• **SHORT TASK**: Write out all of the entries exactly, please.
■ ■ ■ ■ ■
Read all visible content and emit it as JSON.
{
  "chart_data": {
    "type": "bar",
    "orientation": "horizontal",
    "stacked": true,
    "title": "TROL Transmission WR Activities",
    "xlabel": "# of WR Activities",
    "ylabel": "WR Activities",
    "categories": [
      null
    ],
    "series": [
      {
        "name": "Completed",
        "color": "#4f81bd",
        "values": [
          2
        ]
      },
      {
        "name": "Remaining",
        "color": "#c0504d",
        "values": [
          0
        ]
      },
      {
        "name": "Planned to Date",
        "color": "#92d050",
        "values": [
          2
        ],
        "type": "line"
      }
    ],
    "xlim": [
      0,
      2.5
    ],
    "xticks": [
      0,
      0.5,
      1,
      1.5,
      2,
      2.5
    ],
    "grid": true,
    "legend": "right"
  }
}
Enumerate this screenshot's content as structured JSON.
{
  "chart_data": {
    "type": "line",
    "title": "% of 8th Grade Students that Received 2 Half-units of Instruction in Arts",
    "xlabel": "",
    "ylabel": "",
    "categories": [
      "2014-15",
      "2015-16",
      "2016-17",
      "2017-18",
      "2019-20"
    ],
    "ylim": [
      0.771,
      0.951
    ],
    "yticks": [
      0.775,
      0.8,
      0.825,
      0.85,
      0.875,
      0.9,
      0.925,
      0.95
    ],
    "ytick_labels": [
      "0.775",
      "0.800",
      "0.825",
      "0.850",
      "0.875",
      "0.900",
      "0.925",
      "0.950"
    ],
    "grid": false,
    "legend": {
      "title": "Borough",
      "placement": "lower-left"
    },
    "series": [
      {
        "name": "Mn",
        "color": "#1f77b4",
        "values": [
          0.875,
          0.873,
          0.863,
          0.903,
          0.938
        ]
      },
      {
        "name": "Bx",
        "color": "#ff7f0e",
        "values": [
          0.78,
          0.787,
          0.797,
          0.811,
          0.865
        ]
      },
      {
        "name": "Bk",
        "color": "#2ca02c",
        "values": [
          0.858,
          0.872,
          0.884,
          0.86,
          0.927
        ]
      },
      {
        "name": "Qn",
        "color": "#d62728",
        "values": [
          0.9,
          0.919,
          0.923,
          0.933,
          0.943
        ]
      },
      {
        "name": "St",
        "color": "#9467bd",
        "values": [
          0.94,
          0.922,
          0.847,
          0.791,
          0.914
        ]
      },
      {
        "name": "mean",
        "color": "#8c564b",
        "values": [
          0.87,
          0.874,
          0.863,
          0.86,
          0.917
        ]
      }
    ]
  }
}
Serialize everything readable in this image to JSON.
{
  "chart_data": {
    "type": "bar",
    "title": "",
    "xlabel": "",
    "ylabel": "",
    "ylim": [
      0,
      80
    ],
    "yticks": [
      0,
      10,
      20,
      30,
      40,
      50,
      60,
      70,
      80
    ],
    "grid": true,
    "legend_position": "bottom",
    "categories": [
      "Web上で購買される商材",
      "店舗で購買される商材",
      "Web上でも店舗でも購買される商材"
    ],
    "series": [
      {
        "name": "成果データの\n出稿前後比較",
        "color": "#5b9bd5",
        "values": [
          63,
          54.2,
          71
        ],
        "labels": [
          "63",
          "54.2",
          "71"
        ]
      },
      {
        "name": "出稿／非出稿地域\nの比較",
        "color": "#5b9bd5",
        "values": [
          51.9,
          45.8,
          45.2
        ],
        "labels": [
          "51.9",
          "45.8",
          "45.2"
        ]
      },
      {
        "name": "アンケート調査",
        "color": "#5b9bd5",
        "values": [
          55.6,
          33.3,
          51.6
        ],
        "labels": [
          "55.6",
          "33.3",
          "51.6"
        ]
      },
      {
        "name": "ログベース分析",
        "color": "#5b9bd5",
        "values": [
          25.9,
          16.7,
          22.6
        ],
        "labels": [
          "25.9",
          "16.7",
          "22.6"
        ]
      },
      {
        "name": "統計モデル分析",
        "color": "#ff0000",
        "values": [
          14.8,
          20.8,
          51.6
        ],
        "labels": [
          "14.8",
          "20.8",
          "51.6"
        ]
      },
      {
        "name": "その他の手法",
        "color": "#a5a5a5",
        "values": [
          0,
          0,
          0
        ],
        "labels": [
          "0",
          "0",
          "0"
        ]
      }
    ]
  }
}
■ ■ ■ ■ ■
• **TASK RESPONSE**:
Read all visible content and emit it as JSON.
{
  "chart_data": {
    "type": "bar",
    "orientation": "horizontal",
    "stacked": true,
    "title": "TROL Transmission WR Activities",
    "xlabel": "# of WR Activities",
    "ylabel": "WR Activities",
    "categories": [
      null
    ],
    "series": [
      {
        "name": "Completed",
        "color": "#4f81bd",
        "values": [
          2
        ]
      },
      {
        "name": "Remaining",
        "color": "#c0504d",
        "values": [
          0
        ]
      },
      {
        "name": "Planned to Date",
        "color": "#92d050",
        "values": [
          2
        ],
        "type": "line"
      }
    ],
    "xlim": [
      0,
      2.5
    ],
    "xticks": [
      0,
      0.5,
      1,
      1.5,
      2,
      2.5
    ],
    "grid": true,
    "legend": "right"
  }
}
Enumerate this screenshot's content as structured JSON.
{
  "chart_data": {
    "type": "line",
    "title": "% of 8th Grade Students that Received 2 Half-units of Instruction in Arts",
    "xlabel": "",
    "ylabel": "",
    "categories": [
      "2014-15",
      "2015-16",
      "2016-17",
      "2017-18",
      "2019-20"
    ],
    "ylim": [
      0.771,
      0.951
    ],
    "yticks": [
      0.775,
      0.8,
      0.825,
      0.85,
      0.875,
      0.9,
      0.925,
      0.95
    ],
    "ytick_labels": [
      "0.775",
      "0.800",
      "0.825",
      "0.850",
      "0.875",
      "0.900",
      "0.925",
      "0.950"
    ],
    "grid": false,
    "legend": {
      "title": "Borough",
      "placement": "lower-left"
    },
    "series": [
      {
        "name": "Mn",
        "color": "#1f77b4",
        "values": [
          0.875,
          0.873,
          0.863,
          0.903,
          0.938
        ]
      },
      {
        "name": "Bx",
        "color": "#ff7f0e",
        "values": [
          0.78,
          0.787,
          0.797,
          0.811,
          0.865
        ]
      },
      {
        "name": "Bk",
        "color": "#2ca02c",
        "values": [
          0.858,
          0.872,
          0.884,
          0.86,
          0.927
        ]
      },
      {
        "name": "Qn",
        "color": "#d62728",
        "values": [
          0.9,
          0.919,
          0.923,
          0.933,
          0.943
        ]
      },
      {
        "name": "St",
        "color": "#9467bd",
        "values": [
          0.94,
          0.922,
          0.847,
          0.791,
          0.914
        ]
      },
      {
        "name": "mean",
        "color": "#8c564b",
        "values": [
          0.87,
          0.874,
          0.863,
          0.86,
          0.917
        ]
      }
    ]
  }
}
Serialize everything readable in this image to JSON.
{
  "chart_data": {
    "type": "bar",
    "title": "",
    "xlabel": "",
    "ylabel": "",
    "ylim": [
      0,
      80
    ],
    "yticks": [
      0,
      10,
      20,
      30,
      40,
      50,
      60,
      70,
      80
    ],
    "grid": true,
    "legend_position": "bottom",
    "categories": [
      "Web上で購買される商材",
      "店舗で購買される商材",
      "Web上でも店舗でも購買される商材"
    ],
    "series": [
      {
        "name": "成果データの\n出稿前後比較",
        "color": "#5b9bd5",
        "values": [
          63,
          54.2,
          71
        ],
        "labels": [
          "63",
          "54.2",
          "71"
        ]
      },
      {
        "name": "出稿／非出稿地域\nの比較",
        "color": "#5b9bd5",
        "values": [
          51.9,
          45.8,
          45.2
        ],
        "labels": [
          "51.9",
          "45.8",
          "45.2"
        ]
      },
      {
        "name": "アンケート調査",
        "color": "#5b9bd5",
        "values": [
          55.6,
          33.3,
          51.6
        ],
        "labels": [
          "55.6",
          "33.3",
          "51.6"
        ]
      },
      {
        "name": "ログベース分析",
        "color": "#5b9bd5",
        "values": [
          25.9,
          16.7,
          22.6
        ],
        "labels": [
          "25.9",
          "16.7",
          "22.6"
        ]
      },
      {
        "name": "統計モデル分析",
        "color": "#ff0000",
        "values": [
          14.8,
          20.8,
          51.6
        ],
        "labels": [
          "14.8",
          "20.8",
          "51.6"
        ]
      },
      {
        "name": "その他の手法",
        "color": "#a5a5a5",
        "values": [
          0,
          0,
          0
        ],
        "labels": [
          "0",
          "0",
          "0"
        ]
      }
    ]
  }
}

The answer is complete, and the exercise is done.